■ Istruzioni e requisiti ■
Ripeti senza alcuna modifica tutte le righe dei dati riportati di seguito.

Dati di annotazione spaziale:
****
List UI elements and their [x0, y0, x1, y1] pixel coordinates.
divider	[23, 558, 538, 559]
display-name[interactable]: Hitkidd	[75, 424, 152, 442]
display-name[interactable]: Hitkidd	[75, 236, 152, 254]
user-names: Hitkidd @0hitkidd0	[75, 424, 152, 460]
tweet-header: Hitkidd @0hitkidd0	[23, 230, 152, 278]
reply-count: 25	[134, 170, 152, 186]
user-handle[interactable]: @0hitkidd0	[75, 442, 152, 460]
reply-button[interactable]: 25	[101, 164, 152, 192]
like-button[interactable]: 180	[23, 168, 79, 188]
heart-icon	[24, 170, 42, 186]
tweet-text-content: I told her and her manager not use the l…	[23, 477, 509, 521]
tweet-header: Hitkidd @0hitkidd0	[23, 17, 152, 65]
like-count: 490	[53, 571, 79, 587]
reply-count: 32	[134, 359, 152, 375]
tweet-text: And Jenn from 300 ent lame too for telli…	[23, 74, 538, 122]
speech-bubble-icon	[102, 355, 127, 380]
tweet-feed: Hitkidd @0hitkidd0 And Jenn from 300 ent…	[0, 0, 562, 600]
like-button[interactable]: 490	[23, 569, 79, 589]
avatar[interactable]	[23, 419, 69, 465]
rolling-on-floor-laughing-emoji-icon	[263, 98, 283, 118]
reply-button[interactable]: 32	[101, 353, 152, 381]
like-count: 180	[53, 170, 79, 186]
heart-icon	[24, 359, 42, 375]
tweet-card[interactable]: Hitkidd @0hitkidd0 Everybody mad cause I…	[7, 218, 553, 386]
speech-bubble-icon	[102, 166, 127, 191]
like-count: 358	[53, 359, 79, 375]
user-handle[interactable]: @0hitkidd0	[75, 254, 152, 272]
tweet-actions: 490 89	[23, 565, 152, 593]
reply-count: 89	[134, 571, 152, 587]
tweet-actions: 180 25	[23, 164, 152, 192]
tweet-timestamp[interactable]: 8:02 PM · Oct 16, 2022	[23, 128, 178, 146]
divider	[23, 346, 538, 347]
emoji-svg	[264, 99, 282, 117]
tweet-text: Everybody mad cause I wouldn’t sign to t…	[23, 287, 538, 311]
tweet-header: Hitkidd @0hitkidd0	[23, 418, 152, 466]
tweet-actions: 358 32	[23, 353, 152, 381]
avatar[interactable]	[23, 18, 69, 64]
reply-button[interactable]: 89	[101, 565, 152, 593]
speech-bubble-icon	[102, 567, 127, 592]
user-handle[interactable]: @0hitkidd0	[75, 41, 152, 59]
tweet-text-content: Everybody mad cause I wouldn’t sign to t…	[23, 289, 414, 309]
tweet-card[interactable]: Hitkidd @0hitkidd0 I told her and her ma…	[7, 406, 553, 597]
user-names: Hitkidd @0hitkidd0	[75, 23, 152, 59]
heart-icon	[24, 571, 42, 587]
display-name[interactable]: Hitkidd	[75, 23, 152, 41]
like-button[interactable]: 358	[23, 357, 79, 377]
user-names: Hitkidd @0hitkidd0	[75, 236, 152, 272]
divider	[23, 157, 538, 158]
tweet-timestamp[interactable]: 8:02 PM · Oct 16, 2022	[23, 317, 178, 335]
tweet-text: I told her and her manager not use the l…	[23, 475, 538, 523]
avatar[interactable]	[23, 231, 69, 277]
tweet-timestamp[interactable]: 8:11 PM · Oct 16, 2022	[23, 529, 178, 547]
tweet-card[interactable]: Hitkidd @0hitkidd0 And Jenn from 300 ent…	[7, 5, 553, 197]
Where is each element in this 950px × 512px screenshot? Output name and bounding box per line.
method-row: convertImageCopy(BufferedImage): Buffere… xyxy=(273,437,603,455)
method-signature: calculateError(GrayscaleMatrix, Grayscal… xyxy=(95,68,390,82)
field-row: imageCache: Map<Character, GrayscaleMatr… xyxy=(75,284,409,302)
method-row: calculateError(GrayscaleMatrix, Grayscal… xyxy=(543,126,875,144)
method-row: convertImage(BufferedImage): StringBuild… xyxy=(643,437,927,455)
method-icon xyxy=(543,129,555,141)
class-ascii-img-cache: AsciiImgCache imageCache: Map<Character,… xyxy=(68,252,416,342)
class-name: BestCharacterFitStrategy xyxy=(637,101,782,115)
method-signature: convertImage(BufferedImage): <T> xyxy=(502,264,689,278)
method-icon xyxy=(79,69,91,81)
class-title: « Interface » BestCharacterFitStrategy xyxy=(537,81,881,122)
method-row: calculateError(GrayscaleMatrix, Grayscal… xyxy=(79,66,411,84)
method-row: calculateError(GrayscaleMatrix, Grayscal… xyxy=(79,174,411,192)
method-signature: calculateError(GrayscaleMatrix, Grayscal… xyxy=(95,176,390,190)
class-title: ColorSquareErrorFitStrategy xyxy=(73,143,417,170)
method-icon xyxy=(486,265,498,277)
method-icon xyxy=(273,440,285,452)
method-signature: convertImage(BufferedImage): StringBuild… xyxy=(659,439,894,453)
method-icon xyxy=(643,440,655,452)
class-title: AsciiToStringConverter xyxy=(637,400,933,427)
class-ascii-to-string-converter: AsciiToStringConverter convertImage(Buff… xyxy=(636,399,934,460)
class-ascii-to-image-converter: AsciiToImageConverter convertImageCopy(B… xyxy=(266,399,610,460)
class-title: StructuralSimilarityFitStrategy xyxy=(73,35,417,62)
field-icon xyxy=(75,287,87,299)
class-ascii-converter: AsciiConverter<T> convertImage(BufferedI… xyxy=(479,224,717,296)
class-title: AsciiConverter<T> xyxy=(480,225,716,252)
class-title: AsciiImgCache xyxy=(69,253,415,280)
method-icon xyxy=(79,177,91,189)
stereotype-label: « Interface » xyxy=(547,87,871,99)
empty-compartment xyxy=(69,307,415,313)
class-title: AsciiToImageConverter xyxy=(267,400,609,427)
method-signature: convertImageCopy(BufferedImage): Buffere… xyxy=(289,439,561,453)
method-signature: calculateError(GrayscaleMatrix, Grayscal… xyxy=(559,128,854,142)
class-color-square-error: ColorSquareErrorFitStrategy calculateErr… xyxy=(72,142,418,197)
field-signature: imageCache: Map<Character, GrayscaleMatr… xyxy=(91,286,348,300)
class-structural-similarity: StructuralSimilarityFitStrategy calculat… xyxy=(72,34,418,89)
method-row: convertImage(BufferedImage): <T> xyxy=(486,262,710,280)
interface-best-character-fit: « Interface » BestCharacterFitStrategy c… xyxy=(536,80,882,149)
****
■ Risposta attesa ■
List UI elements and their [x0, y0, x1, y1] pixel coordinates.
divider	[23, 558, 538, 559]
display-name[interactable]: Hitkidd	[75, 424, 152, 442]
display-name[interactable]: Hitkidd	[75, 236, 152, 254]
user-names: Hitkidd @0hitkidd0	[75, 424, 152, 460]
tweet-header: Hitkidd @0hitkidd0	[23, 230, 152, 278]
reply-count: 25	[134, 170, 152, 186]
user-handle[interactable]: @0hitkidd0	[75, 442, 152, 460]
reply-button[interactable]: 25	[101, 164, 152, 192]
like-button[interactable]: 180	[23, 168, 79, 188]
heart-icon	[24, 170, 42, 186]
tweet-text-content: I told her and her manager not use the l…	[23, 477, 509, 521]
tweet-header: Hitkidd @0hitkidd0	[23, 17, 152, 65]
like-count: 490	[53, 571, 79, 587]
reply-count: 32	[134, 359, 152, 375]
tweet-text: And Jenn from 300 ent lame too for telli…	[23, 74, 538, 122]
speech-bubble-icon	[102, 355, 127, 380]
tweet-feed: Hitkidd @0hitkidd0 And Jenn from 300 ent…	[0, 0, 562, 600]
like-button[interactable]: 490	[23, 569, 79, 589]
avatar[interactable]	[23, 419, 69, 465]
rolling-on-floor-laughing-emoji-icon	[263, 98, 283, 118]
reply-button[interactable]: 32	[101, 353, 152, 381]
like-count: 180	[53, 170, 79, 186]
heart-icon	[24, 359, 42, 375]
tweet-card[interactable]: Hitkidd @0hitkidd0 Everybody mad cause I…	[7, 218, 553, 386]
speech-bubble-icon	[102, 166, 127, 191]
like-count: 358	[53, 359, 79, 375]
user-handle[interactable]: @0hitkidd0	[75, 254, 152, 272]
tweet-actions: 490 89	[23, 565, 152, 593]
reply-count: 89	[134, 571, 152, 587]
tweet-actions: 180 25	[23, 164, 152, 192]
tweet-timestamp[interactable]: 8:02 PM · Oct 16, 2022	[23, 128, 178, 146]
divider	[23, 346, 538, 347]
emoji-svg	[264, 99, 282, 117]
tweet-text: Everybody mad cause I wouldn’t sign to t…	[23, 287, 538, 311]
tweet-header: Hitkidd @0hitkidd0	[23, 418, 152, 466]
tweet-actions: 358 32	[23, 353, 152, 381]
avatar[interactable]	[23, 18, 69, 64]
reply-button[interactable]: 89	[101, 565, 152, 593]
speech-bubble-icon	[102, 567, 127, 592]
user-handle[interactable]: @0hitkidd0	[75, 41, 152, 59]
tweet-text-content: Everybody mad cause I wouldn’t sign to t…	[23, 289, 414, 309]
tweet-card[interactable]: Hitkidd @0hitkidd0 I told her and her ma…	[7, 406, 553, 597]
user-names: Hitkidd @0hitkidd0	[75, 23, 152, 59]
heart-icon	[24, 571, 42, 587]
display-name[interactable]: Hitkidd	[75, 23, 152, 41]
like-button[interactable]: 358	[23, 357, 79, 377]
user-names: Hitkidd @0hitkidd0	[75, 236, 152, 272]
divider	[23, 157, 538, 158]
tweet-timestamp[interactable]: 8:02 PM · Oct 16, 2022	[23, 317, 178, 335]
tweet-text: I told her and her manager not use the l…	[23, 475, 538, 523]
avatar[interactable]	[23, 231, 69, 277]
tweet-timestamp[interactable]: 8:11 PM · Oct 16, 2022	[23, 529, 178, 547]
tweet-card[interactable]: Hitkidd @0hitkidd0 And Jenn from 300 ent…	[7, 5, 553, 197]
Where is each element in this 950px × 512px screenshot? Output name and bounding box per line.
method-row: convertImageCopy(BufferedImage): Buffere… xyxy=(273,437,603,455)
method-signature: calculateError(GrayscaleMatrix, Grayscal… xyxy=(95,68,390,82)
field-row: imageCache: Map<Character, GrayscaleMatr… xyxy=(75,284,409,302)
method-row: calculateError(GrayscaleMatrix, Grayscal… xyxy=(543,126,875,144)
method-row: convertImage(BufferedImage): StringBuild… xyxy=(643,437,927,455)
method-icon xyxy=(543,129,555,141)
class-ascii-img-cache: AsciiImgCache imageCache: Map<Character,… xyxy=(68,252,416,342)
class-name: BestCharacterFitStrategy xyxy=(637,101,782,115)
method-signature: convertImage(BufferedImage): <T> xyxy=(502,264,689,278)
method-icon xyxy=(79,69,91,81)
class-title: « Interface » BestCharacterFitStrategy xyxy=(537,81,881,122)
method-row: calculateError(GrayscaleMatrix, Grayscal… xyxy=(79,66,411,84)
method-row: calculateError(GrayscaleMatrix, Grayscal… xyxy=(79,174,411,192)
method-signature: calculateError(GrayscaleMatrix, Grayscal… xyxy=(95,176,390,190)
class-title: ColorSquareErrorFitStrategy xyxy=(73,143,417,170)
method-icon xyxy=(486,265,498,277)
method-icon xyxy=(273,440,285,452)
method-signature: convertImage(BufferedImage): StringBuild… xyxy=(659,439,894,453)
method-icon xyxy=(643,440,655,452)
class-title: AsciiToStringConverter xyxy=(637,400,933,427)
class-ascii-to-string-converter: AsciiToStringConverter convertImage(Buff… xyxy=(636,399,934,460)
class-ascii-to-image-converter: AsciiToImageConverter convertImageCopy(B… xyxy=(266,399,610,460)
class-title: StructuralSimilarityFitStrategy xyxy=(73,35,417,62)
field-icon xyxy=(75,287,87,299)
class-ascii-converter: AsciiConverter<T> convertImage(BufferedI… xyxy=(479,224,717,296)
class-title: AsciiConverter<T> xyxy=(480,225,716,252)
class-title: AsciiImgCache xyxy=(69,253,415,280)
method-icon xyxy=(79,177,91,189)
stereotype-label: « Interface » xyxy=(547,87,871,99)
empty-compartment xyxy=(69,307,415,313)
class-title: AsciiToImageConverter xyxy=(267,400,609,427)
method-signature: convertImageCopy(BufferedImage): Buffere… xyxy=(289,439,561,453)
method-signature: calculateError(GrayscaleMatrix, Grayscal… xyxy=(559,128,854,142)
class-color-square-error: ColorSquareErrorFitStrategy calculateErr… xyxy=(72,142,418,197)
field-signature: imageCache: Map<Character, GrayscaleMatr… xyxy=(91,286,348,300)
class-structural-similarity: StructuralSimilarityFitStrategy calculat… xyxy=(72,34,418,89)
method-row: convertImage(BufferedImage): <T> xyxy=(486,262,710,280)
interface-best-character-fit: « Interface » BestCharacterFitStrategy c… xyxy=(536,80,882,149)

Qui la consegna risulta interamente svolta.